* **Your task**:
For the entries below, report the number of lines containing "money", without any other content.

* **Source information**:

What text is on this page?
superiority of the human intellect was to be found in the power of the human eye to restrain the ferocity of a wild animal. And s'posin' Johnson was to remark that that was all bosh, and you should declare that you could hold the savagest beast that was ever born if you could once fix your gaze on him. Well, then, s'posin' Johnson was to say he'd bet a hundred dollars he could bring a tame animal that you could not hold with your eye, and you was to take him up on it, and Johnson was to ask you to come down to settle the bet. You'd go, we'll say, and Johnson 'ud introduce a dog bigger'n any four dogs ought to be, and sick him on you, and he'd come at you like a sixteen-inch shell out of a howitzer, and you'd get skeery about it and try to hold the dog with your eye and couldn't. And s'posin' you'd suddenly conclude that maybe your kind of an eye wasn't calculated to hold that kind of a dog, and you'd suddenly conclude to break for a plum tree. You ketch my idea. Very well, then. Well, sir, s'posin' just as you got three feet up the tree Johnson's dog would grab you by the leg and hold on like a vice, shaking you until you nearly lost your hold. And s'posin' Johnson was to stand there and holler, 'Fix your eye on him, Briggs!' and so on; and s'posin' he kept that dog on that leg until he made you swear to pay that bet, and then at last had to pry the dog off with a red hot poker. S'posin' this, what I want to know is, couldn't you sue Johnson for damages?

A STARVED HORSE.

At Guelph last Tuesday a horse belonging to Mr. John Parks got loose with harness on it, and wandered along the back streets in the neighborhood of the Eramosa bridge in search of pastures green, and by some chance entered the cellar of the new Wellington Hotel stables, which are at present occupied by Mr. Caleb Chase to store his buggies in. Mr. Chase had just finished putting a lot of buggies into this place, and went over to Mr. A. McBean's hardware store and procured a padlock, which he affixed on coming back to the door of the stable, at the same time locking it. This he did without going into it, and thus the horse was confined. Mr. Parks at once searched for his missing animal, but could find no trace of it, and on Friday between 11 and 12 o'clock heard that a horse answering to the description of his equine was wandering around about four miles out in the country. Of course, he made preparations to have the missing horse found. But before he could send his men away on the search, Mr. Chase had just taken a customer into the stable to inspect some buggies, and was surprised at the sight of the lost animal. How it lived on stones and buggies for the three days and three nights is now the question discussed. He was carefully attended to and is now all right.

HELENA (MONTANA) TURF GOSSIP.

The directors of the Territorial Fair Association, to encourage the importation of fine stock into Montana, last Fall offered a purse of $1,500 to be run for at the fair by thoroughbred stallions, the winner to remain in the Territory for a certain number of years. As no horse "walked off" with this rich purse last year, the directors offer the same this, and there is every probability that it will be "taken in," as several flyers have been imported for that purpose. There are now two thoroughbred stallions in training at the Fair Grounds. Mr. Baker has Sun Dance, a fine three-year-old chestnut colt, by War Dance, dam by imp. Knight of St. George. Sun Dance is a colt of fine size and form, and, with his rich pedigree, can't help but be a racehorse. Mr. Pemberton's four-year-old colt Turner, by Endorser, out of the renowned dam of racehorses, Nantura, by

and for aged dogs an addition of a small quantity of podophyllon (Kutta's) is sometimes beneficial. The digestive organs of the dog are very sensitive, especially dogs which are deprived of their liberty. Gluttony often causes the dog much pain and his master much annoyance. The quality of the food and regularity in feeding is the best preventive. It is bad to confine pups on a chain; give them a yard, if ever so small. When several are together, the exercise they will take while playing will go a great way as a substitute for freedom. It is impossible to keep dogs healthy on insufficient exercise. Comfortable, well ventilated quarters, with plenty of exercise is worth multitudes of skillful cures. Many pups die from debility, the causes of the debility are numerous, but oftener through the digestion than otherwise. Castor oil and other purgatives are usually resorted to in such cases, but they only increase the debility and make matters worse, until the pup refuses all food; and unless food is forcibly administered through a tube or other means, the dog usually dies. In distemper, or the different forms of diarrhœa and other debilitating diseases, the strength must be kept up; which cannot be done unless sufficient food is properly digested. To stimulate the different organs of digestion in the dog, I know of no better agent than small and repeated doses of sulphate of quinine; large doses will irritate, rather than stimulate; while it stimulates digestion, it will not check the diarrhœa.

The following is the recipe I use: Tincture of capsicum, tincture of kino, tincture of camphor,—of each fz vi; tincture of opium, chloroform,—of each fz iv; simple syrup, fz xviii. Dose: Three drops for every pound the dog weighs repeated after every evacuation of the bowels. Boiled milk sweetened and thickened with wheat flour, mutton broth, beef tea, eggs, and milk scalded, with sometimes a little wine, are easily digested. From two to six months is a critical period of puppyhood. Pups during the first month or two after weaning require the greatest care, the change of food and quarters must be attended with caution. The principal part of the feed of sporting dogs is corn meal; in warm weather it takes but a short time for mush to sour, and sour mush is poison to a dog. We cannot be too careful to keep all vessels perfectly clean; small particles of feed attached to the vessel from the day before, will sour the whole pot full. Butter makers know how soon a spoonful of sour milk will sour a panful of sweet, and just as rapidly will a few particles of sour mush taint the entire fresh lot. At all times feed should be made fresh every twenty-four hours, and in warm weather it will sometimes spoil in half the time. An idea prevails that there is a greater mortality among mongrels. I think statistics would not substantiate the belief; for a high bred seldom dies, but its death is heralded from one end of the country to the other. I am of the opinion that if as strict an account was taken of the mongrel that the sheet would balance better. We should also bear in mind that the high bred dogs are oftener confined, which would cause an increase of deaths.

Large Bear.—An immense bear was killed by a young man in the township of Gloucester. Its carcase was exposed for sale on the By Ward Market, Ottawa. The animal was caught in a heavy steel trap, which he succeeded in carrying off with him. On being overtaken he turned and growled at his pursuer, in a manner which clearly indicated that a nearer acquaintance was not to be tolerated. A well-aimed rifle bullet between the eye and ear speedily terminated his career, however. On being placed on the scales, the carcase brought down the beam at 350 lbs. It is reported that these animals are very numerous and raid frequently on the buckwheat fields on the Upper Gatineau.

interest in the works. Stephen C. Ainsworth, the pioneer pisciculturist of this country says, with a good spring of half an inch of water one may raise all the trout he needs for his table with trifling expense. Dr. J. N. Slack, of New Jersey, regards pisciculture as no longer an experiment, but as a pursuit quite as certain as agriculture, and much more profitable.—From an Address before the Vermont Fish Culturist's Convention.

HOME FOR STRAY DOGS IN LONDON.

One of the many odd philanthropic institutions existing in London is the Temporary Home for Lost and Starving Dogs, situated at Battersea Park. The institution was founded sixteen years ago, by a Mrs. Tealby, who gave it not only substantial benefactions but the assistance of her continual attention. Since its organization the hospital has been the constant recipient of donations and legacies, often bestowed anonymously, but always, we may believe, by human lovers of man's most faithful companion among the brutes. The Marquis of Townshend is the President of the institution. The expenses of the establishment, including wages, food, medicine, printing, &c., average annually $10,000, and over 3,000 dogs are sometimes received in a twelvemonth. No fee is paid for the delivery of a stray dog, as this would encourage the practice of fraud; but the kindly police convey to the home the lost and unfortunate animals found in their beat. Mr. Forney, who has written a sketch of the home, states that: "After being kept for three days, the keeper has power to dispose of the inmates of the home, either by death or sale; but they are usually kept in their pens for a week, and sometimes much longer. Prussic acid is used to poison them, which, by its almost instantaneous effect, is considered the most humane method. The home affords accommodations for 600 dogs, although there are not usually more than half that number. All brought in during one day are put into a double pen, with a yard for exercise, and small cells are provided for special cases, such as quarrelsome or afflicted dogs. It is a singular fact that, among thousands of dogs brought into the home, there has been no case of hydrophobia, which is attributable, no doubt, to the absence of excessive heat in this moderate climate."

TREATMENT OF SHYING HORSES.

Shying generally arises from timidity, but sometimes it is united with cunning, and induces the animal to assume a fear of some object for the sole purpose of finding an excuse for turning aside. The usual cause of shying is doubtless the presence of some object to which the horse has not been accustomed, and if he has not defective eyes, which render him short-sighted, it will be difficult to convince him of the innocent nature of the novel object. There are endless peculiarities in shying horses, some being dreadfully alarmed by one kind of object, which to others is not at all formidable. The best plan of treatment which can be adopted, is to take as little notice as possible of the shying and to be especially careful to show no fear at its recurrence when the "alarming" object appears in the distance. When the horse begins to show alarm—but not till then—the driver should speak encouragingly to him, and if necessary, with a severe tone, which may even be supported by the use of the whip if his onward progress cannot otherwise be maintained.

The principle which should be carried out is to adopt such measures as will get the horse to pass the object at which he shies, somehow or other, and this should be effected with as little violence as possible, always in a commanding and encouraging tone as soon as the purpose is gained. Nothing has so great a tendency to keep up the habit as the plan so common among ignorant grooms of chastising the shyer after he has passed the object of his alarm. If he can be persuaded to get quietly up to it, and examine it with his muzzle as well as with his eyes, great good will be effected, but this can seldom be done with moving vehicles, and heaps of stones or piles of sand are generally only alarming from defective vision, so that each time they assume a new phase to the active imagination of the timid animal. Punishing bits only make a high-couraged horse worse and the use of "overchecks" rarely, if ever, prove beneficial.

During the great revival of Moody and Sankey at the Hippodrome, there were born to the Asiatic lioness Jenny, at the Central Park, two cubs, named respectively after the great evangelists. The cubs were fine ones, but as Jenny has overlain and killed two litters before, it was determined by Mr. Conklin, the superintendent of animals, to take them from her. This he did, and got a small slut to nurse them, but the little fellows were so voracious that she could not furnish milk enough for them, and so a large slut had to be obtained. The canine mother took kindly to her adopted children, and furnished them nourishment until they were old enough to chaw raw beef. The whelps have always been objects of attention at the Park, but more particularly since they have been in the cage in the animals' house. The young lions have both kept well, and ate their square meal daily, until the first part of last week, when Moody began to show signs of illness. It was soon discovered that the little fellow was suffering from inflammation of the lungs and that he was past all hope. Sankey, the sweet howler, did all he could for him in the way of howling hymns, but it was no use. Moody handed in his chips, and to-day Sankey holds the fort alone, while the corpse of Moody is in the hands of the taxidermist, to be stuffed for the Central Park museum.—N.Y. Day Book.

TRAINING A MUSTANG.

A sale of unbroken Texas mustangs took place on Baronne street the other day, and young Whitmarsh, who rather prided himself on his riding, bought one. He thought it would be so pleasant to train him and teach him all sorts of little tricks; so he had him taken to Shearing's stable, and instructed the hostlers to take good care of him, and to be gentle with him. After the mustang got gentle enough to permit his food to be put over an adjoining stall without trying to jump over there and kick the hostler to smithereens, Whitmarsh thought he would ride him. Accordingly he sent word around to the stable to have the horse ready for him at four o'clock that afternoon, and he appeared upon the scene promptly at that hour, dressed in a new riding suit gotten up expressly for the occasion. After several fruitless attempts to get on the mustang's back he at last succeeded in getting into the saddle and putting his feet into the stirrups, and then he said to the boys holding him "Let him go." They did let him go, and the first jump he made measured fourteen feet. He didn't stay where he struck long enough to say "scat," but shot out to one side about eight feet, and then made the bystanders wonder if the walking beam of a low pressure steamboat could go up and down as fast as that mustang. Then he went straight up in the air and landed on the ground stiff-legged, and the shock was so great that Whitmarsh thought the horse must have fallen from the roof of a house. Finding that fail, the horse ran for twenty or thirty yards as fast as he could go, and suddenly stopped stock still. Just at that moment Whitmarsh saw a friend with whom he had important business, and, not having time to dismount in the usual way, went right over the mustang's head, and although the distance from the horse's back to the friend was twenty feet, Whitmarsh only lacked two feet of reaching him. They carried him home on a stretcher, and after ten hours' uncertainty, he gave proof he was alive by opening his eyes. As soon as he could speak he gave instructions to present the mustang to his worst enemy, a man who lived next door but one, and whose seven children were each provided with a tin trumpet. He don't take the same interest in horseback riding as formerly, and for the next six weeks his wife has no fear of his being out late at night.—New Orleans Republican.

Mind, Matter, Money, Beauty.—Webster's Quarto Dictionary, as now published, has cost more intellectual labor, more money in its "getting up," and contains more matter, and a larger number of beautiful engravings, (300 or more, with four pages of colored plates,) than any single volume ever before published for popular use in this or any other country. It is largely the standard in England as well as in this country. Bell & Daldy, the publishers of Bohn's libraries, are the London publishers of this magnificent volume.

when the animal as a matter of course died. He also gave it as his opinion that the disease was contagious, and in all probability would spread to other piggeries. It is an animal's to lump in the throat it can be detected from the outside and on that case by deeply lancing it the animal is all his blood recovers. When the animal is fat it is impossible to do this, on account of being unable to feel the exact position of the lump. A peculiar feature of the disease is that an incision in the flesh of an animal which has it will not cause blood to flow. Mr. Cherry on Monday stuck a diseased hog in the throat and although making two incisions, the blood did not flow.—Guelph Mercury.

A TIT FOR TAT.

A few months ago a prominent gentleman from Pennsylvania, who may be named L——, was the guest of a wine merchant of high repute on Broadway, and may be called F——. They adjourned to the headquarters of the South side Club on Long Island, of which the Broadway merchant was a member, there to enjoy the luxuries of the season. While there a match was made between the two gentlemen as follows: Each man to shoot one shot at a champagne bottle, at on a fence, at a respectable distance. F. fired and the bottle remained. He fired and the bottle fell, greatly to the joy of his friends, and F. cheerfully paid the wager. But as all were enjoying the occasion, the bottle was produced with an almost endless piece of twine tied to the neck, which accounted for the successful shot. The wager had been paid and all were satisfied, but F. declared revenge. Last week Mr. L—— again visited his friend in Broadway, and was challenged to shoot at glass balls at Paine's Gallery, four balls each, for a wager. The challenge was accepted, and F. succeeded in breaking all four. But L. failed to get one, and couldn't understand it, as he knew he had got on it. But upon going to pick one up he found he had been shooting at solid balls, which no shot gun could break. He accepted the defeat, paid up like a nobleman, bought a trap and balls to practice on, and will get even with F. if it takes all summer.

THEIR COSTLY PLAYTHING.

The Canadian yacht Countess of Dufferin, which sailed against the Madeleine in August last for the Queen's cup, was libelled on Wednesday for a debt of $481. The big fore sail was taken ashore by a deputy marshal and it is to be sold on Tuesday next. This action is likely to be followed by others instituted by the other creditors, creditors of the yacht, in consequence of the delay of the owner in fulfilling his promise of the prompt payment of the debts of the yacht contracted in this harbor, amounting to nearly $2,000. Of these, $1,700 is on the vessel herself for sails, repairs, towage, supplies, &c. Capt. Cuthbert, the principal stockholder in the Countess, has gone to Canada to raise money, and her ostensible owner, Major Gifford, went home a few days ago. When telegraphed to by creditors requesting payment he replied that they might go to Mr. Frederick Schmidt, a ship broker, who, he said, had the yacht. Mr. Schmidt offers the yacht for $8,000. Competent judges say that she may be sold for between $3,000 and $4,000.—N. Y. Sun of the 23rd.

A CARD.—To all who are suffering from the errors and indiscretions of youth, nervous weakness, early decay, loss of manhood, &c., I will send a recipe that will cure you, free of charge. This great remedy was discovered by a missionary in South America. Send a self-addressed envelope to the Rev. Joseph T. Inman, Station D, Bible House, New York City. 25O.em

* **Written solution**:
2